<<<<

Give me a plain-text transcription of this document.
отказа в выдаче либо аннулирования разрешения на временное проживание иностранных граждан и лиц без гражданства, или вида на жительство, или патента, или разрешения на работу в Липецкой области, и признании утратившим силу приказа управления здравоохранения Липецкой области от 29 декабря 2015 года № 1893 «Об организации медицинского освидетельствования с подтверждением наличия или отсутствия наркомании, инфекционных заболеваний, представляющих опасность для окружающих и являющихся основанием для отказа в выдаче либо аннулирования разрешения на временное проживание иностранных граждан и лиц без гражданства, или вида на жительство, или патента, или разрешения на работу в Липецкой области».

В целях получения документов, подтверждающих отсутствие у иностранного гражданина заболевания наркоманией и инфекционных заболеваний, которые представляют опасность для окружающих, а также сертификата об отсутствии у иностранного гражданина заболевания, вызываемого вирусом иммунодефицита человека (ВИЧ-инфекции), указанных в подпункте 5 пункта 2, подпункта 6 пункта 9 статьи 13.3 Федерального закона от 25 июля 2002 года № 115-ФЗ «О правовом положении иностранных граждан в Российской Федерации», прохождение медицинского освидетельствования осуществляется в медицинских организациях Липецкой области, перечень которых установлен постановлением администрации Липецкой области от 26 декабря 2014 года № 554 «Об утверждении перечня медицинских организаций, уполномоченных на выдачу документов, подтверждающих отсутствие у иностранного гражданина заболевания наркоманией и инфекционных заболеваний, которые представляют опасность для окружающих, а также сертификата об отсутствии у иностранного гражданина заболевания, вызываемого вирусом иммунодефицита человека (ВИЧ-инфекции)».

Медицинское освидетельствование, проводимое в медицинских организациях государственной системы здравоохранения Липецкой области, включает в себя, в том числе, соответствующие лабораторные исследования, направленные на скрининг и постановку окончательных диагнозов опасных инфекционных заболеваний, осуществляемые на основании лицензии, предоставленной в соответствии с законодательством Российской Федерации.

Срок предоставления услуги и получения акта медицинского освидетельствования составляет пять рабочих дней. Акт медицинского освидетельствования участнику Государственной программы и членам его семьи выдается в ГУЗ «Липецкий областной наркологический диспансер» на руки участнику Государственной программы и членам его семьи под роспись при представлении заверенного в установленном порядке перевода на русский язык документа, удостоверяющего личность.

>>>>

* _Challenge_
The answer is the number of lines in the preceding material that hold "здравоохранения"; write that number and nothing else.

* _Output for this exercise_
2